:: Data to process

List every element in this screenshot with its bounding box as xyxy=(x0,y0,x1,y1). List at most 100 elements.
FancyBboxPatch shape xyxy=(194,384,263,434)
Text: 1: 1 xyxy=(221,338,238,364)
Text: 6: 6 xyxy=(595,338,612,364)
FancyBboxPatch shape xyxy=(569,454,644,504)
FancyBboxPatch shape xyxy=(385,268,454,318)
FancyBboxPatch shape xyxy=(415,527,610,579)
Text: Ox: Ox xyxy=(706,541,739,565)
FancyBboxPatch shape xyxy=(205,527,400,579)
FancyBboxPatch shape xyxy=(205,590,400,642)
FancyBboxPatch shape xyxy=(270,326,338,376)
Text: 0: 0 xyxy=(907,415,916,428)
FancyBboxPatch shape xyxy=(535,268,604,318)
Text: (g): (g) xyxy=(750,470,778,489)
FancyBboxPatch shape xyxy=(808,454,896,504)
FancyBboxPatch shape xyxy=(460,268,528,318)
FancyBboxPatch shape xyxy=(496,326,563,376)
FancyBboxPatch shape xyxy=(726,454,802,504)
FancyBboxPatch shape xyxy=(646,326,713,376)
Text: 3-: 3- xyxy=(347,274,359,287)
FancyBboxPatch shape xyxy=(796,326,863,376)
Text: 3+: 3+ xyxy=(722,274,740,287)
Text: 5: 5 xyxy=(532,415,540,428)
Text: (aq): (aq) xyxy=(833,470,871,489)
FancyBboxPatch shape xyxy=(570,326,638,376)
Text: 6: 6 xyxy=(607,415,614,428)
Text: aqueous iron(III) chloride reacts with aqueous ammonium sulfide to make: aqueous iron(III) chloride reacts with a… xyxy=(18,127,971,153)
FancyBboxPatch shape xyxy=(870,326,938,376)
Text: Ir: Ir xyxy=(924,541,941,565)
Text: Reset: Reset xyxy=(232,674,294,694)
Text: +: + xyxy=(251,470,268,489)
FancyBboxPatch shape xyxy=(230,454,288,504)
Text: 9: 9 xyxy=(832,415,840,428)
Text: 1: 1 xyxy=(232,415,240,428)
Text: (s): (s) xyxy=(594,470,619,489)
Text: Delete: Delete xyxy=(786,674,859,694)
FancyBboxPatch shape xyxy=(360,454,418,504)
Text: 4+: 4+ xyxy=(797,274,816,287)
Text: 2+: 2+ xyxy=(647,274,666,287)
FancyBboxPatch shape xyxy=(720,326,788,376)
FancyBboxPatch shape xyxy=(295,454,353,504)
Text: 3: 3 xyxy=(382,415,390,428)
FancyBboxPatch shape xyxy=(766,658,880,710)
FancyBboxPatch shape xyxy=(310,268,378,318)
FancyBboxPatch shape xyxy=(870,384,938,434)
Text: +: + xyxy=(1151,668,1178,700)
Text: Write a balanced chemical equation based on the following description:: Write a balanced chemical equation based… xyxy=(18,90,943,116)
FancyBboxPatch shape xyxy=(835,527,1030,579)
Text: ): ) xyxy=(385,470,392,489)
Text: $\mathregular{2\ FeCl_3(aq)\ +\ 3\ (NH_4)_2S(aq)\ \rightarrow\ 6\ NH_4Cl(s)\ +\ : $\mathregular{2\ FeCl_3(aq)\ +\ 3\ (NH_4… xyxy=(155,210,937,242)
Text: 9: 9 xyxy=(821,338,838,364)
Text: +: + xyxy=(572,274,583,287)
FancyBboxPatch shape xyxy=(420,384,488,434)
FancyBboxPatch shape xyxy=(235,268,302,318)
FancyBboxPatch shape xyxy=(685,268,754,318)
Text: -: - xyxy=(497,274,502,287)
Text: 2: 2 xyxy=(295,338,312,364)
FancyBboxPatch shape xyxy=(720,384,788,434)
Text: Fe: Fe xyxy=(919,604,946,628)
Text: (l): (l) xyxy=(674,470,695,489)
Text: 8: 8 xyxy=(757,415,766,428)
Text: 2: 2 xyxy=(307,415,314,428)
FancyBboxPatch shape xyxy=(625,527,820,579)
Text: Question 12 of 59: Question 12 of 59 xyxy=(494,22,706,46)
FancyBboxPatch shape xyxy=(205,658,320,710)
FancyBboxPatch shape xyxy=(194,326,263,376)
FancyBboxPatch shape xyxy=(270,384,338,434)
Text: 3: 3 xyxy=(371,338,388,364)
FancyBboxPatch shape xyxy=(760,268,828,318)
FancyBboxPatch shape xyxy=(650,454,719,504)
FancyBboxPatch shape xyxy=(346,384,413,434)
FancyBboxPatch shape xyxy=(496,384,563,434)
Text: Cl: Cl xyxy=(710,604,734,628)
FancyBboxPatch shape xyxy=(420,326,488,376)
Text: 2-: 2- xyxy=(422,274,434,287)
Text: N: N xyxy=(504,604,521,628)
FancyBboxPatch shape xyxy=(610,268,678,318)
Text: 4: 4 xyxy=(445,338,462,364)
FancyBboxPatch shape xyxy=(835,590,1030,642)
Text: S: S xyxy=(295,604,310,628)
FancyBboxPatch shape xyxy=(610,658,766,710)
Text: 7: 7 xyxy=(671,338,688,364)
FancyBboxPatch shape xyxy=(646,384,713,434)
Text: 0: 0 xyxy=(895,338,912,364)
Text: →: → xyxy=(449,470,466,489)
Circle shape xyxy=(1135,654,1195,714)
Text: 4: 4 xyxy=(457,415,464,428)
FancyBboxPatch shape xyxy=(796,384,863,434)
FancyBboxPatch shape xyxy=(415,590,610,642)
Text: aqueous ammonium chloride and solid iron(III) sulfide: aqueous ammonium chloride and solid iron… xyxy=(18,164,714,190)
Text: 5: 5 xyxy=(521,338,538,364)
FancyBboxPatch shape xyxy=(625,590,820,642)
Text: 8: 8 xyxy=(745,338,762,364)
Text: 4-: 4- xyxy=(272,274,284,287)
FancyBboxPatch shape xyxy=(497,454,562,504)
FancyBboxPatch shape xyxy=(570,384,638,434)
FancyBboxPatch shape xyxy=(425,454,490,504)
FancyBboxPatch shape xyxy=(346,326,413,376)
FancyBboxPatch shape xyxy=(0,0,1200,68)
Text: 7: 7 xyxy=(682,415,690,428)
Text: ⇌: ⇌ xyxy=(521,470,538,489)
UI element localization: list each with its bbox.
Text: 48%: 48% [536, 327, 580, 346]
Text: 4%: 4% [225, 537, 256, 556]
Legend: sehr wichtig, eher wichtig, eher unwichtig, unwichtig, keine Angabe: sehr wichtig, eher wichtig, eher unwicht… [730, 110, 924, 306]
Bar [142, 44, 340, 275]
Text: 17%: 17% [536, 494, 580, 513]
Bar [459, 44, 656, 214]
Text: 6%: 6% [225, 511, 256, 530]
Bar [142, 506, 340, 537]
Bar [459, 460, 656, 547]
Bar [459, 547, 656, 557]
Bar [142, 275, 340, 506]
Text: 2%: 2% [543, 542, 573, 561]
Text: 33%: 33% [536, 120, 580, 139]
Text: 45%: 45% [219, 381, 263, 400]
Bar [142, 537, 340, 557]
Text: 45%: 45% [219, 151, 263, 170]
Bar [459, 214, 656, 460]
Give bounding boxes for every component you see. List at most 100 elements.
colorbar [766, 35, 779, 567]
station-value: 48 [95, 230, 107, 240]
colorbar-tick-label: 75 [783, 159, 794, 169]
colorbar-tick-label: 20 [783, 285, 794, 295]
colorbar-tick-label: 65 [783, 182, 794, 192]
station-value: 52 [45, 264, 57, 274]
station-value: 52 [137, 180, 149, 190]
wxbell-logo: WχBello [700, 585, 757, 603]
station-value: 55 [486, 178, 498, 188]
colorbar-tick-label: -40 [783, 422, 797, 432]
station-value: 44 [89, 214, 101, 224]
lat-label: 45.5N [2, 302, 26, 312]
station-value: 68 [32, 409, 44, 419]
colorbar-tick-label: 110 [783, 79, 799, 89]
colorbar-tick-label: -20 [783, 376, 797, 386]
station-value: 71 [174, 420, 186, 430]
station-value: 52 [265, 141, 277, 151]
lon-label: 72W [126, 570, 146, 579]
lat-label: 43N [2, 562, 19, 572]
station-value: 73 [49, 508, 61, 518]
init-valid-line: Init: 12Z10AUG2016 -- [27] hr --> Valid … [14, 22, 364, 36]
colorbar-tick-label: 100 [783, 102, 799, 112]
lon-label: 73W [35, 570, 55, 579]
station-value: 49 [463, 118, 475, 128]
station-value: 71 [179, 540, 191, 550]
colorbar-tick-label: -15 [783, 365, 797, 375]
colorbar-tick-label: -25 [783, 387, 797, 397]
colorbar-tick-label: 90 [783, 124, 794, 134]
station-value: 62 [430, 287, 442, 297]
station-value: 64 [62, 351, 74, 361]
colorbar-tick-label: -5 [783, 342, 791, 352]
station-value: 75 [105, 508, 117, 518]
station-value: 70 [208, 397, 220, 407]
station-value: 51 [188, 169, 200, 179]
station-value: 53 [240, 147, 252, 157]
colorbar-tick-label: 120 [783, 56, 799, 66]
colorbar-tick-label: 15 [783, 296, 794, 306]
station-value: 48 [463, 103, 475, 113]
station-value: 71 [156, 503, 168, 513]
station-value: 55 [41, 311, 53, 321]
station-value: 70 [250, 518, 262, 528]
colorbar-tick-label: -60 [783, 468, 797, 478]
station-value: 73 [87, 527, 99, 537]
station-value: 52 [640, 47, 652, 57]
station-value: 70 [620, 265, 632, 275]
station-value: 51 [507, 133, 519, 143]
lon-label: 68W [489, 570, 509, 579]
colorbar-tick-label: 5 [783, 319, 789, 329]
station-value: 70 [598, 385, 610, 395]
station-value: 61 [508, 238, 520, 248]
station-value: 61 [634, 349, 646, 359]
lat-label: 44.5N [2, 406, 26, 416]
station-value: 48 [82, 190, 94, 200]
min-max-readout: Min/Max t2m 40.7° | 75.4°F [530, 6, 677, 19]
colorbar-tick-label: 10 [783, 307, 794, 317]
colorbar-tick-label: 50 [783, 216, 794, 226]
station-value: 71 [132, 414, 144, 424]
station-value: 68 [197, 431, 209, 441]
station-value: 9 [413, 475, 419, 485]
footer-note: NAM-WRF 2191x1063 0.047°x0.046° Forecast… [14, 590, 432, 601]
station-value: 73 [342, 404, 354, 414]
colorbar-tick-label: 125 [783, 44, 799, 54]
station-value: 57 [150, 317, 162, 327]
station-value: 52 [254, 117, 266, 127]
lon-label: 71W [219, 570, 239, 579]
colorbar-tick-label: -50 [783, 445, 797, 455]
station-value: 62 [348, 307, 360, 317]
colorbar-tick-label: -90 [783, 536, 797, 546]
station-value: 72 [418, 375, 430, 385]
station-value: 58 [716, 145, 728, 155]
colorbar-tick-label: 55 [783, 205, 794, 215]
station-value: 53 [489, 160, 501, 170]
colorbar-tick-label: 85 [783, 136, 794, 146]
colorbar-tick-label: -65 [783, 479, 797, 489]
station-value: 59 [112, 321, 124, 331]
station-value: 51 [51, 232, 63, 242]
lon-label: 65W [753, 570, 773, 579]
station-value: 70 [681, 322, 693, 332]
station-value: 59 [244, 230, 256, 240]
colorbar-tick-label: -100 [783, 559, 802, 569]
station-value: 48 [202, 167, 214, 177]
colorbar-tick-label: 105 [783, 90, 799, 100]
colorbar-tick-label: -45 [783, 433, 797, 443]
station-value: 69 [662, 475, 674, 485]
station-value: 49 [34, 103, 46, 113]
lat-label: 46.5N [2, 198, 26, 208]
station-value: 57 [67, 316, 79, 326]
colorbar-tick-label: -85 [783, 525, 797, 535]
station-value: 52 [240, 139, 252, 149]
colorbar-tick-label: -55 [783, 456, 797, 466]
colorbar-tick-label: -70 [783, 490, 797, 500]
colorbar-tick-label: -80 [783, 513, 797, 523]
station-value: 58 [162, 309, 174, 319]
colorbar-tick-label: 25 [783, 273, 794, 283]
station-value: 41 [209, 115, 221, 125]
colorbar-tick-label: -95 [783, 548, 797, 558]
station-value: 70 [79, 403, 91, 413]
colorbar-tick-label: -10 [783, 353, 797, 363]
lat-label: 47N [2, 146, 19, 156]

::::

▶ **Directions for this task**: Format every line from the top of the entries through the line containing "FancyBboxPatch shape xyxy=(796,326,863,376)" as a JSON list of strings, one per line, including both ends and omitting blank lines.

▶ **Written reply**:
[
  "List every element in this screenshot with its bounding box as xyxy=(x0,y0,x1,y1). List at most 100 elements.",
  "FancyBboxPatch shape xyxy=(194,384,263,434)",
  "Text: 1: 1 xyxy=(221,338,238,364)",
  "Text: 6: 6 xyxy=(595,338,612,364)",
  "FancyBboxPatch shape xyxy=(569,454,644,504)",
  "FancyBboxPatch shape xyxy=(385,268,454,318)",
  "FancyBboxPatch shape xyxy=(415,527,610,579)",
  "Text: Ox: Ox xyxy=(706,541,739,565)",
  "FancyBboxPatch shape xyxy=(205,527,400,579)",
  "FancyBboxPatch shape xyxy=(205,590,400,642)",
  "FancyBboxPatch shape xyxy=(270,326,338,376)",
  "Text: 0: 0 xyxy=(907,415,916,428)",
  "FancyBboxPatch shape xyxy=(535,268,604,318)",
  "Text: (g): (g) xyxy=(750,470,778,489)",
  "FancyBboxPatch shape xyxy=(808,454,896,504)",
  "FancyBboxPatch shape xyxy=(460,268,528,318)",
  "FancyBboxPatch shape xyxy=(496,326,563,376)",
  "FancyBboxPatch shape xyxy=(726,454,802,504)",
  "FancyBboxPatch shape xyxy=(646,326,713,376)",
  "Text: 3-: 3- xyxy=(347,274,359,287)",
  "FancyBboxPatch shape xyxy=(796,326,863,376)"
]